┌─ Records for this task

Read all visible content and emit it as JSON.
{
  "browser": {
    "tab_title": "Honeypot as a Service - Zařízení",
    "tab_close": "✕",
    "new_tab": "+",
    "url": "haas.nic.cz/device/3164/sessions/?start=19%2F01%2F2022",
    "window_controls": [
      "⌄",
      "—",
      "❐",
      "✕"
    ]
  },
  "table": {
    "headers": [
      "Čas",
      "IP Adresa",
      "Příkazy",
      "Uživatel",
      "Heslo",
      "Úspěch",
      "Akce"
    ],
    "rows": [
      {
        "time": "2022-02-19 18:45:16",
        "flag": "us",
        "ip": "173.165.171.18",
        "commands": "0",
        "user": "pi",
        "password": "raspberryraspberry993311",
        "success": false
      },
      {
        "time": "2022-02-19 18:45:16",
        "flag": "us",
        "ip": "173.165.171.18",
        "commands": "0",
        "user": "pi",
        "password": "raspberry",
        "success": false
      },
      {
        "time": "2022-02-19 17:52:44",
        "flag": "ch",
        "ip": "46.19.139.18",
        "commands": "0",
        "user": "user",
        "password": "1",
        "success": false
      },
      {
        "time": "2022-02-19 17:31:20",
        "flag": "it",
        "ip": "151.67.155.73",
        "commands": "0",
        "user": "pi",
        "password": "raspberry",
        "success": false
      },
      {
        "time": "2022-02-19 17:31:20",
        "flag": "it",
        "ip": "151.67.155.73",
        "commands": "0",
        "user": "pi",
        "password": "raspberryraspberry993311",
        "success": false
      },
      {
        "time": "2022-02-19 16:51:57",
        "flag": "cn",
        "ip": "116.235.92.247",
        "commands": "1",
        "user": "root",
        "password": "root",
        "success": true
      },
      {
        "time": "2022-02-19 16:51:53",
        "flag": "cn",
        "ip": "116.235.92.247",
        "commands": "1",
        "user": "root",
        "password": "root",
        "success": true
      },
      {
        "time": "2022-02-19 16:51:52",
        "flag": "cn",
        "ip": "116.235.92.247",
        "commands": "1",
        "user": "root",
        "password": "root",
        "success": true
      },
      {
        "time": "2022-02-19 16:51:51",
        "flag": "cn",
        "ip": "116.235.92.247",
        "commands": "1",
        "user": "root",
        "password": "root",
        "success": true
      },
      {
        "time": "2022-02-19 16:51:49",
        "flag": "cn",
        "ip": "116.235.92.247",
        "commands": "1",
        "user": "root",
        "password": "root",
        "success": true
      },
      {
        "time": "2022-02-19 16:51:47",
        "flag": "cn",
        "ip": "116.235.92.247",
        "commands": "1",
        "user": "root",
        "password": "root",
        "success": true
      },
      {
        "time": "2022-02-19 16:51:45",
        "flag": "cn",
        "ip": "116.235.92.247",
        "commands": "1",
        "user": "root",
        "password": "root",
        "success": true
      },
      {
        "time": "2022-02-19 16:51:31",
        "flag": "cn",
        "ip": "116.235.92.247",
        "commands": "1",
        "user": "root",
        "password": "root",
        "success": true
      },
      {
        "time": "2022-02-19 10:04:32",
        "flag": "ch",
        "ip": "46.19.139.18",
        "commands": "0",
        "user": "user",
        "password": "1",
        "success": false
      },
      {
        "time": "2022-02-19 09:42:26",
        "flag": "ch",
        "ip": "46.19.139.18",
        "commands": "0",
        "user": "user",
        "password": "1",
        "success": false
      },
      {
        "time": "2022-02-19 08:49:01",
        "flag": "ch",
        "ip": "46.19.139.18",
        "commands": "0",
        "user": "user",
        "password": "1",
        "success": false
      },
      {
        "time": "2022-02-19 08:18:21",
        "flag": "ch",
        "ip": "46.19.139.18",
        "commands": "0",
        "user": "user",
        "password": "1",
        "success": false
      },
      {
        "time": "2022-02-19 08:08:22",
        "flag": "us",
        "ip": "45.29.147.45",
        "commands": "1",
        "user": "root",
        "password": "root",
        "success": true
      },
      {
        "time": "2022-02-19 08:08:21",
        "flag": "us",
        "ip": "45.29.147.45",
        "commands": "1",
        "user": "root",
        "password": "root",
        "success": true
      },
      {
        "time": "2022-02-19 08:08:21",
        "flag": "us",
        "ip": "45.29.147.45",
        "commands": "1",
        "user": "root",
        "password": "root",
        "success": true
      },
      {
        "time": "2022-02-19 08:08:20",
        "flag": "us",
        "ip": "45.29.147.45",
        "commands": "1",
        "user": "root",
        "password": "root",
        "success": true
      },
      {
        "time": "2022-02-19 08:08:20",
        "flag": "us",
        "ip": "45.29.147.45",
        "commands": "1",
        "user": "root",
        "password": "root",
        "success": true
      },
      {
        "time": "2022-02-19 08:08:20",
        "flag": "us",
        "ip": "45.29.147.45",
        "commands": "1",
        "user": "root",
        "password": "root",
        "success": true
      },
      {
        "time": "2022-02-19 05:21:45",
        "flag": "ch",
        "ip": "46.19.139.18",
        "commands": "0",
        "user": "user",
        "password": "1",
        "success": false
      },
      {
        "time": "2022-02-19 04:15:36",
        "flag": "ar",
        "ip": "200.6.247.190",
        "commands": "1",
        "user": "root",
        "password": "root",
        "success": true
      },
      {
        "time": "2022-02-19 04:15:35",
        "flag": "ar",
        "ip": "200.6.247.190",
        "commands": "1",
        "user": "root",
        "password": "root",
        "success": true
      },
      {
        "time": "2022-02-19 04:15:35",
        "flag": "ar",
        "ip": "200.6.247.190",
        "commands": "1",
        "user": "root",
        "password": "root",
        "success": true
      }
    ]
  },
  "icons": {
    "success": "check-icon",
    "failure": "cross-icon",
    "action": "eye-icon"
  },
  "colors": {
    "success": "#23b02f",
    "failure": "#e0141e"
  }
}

└─

## Aim of the exercise
Reproduce all of the records exactly.

## Expected answer
Read all visible content and emit it as JSON.
{
  "browser": {
    "tab_title": "Honeypot as a Service - Zařízení",
    "tab_close": "✕",
    "new_tab": "+",
    "url": "haas.nic.cz/device/3164/sessions/?start=19%2F01%2F2022",
    "window_controls": [
      "⌄",
      "—",
      "❐",
      "✕"
    ]
  },
  "table": {
    "headers": [
      "Čas",
      "IP Adresa",
      "Příkazy",
      "Uživatel",
      "Heslo",
      "Úspěch",
      "Akce"
    ],
    "rows": [
      {
        "time": "2022-02-19 18:45:16",
        "flag": "us",
        "ip": "173.165.171.18",
        "commands": "0",
        "user": "pi",
        "password": "raspberryraspberry993311",
        "success": false
      },
      {
        "time": "2022-02-19 18:45:16",
        "flag": "us",
        "ip": "173.165.171.18",
        "commands": "0",
        "user": "pi",
        "password": "raspberry",
        "success": false
      },
      {
        "time": "2022-02-19 17:52:44",
        "flag": "ch",
        "ip": "46.19.139.18",
        "commands": "0",
        "user": "user",
        "password": "1",
        "success": false
      },
      {
        "time": "2022-02-19 17:31:20",
        "flag": "it",
        "ip": "151.67.155.73",
        "commands": "0",
        "user": "pi",
        "password": "raspberry",
        "success": false
      },
      {
        "time": "2022-02-19 17:31:20",
        "flag": "it",
        "ip": "151.67.155.73",
        "commands": "0",
        "user": "pi",
        "password": "raspberryraspberry993311",
        "success": false
      },
      {
        "time": "2022-02-19 16:51:57",
        "flag": "cn",
        "ip": "116.235.92.247",
        "commands": "1",
        "user": "root",
        "password": "root",
        "success": true
      },
      {
        "time": "2022-02-19 16:51:53",
        "flag": "cn",
        "ip": "116.235.92.247",
        "commands": "1",
        "user": "root",
        "password": "root",
        "success": true
      },
      {
        "time": "2022-02-19 16:51:52",
        "flag": "cn",
        "ip": "116.235.92.247",
        "commands": "1",
        "user": "root",
        "password": "root",
        "success": true
      },
      {
        "time": "2022-02-19 16:51:51",
        "flag": "cn",
        "ip": "116.235.92.247",
        "commands": "1",
        "user": "root",
        "password": "root",
        "success": true
      },
      {
        "time": "2022-02-19 16:51:49",
        "flag": "cn",
        "ip": "116.235.92.247",
        "commands": "1",
        "user": "root",
        "password": "root",
        "success": true
      },
      {
        "time": "2022-02-19 16:51:47",
        "flag": "cn",
        "ip": "116.235.92.247",
        "commands": "1",
        "user": "root",
        "password": "root",
        "success": true
      },
      {
        "time": "2022-02-19 16:51:45",
        "flag": "cn",
        "ip": "116.235.92.247",
        "commands": "1",
        "user": "root",
        "password": "root",
        "success": true
      },
      {
        "time": "2022-02-19 16:51:31",
        "flag": "cn",
        "ip": "116.235.92.247",
        "commands": "1",
        "user": "root",
        "password": "root",
        "success": true
      },
      {
        "time": "2022-02-19 10:04:32",
        "flag": "ch",
        "ip": "46.19.139.18",
        "commands": "0",
        "user": "user",
        "password": "1",
        "success": false
      },
      {
        "time": "2022-02-19 09:42:26",
        "flag": "ch",
        "ip": "46.19.139.18",
        "commands": "0",
        "user": "user",
        "password": "1",
        "success": false
      },
      {
        "time": "2022-02-19 08:49:01",
        "flag": "ch",
        "ip": "46.19.139.18",
        "commands": "0",
        "user": "user",
        "password": "1",
        "success": false
      },
      {
        "time": "2022-02-19 08:18:21",
        "flag": "ch",
        "ip": "46.19.139.18",
        "commands": "0",
        "user": "user",
        "password": "1",
        "success": false
      },
      {
        "time": "2022-02-19 08:08:22",
        "flag": "us",
        "ip": "45.29.147.45",
        "commands": "1",
        "user": "root",
        "password": "root",
        "success": true
      },
      {
        "time": "2022-02-19 08:08:21",
        "flag": "us",
        "ip": "45.29.147.45",
        "commands": "1",
        "user": "root",
        "password": "root",
        "success": true
      },
      {
        "time": "2022-02-19 08:08:21",
        "flag": "us",
        "ip": "45.29.147.45",
        "commands": "1",
        "user": "root",
        "password": "root",
        "success": true
      },
      {
        "time": "2022-02-19 08:08:20",
        "flag": "us",
        "ip": "45.29.147.45",
        "commands": "1",
        "user": "root",
        "password": "root",
        "success": true
      },
      {
        "time": "2022-02-19 08:08:20",
        "flag": "us",
        "ip": "45.29.147.45",
        "commands": "1",
        "user": "root",
        "password": "root",
        "success": true
      },
      {
        "time": "2022-02-19 08:08:20",
        "flag": "us",
        "ip": "45.29.147.45",
        "commands": "1",
        "user": "root",
        "password": "root",
        "success": true
      },
      {
        "time": "2022-02-19 05:21:45",
        "flag": "ch",
        "ip": "46.19.139.18",
        "commands": "0",
        "user": "user",
        "password": "1",
        "success": false
      },
      {
        "time": "2022-02-19 04:15:36",
        "flag": "ar",
        "ip": "200.6.247.190",
        "commands": "1",
        "user": "root",
        "password": "root",
        "success": true
      },
      {
        "time": "2022-02-19 04:15:35",
        "flag": "ar",
        "ip": "200.6.247.190",
        "commands": "1",
        "user": "root",
        "password": "root",
        "success": true
      },
      {
        "time": "2022-02-19 04:15:35",
        "flag": "ar",
        "ip": "200.6.247.190",
        "commands": "1",
        "user": "root",
        "password": "root",
        "success": true
      }
    ]
  },
  "icons": {
    "success": "check-icon",
    "failure": "cross-icon",
    "action": "eye-icon"
  },
  "colors": {
    "success": "#23b02f",
    "failure": "#e0141e"
  }
}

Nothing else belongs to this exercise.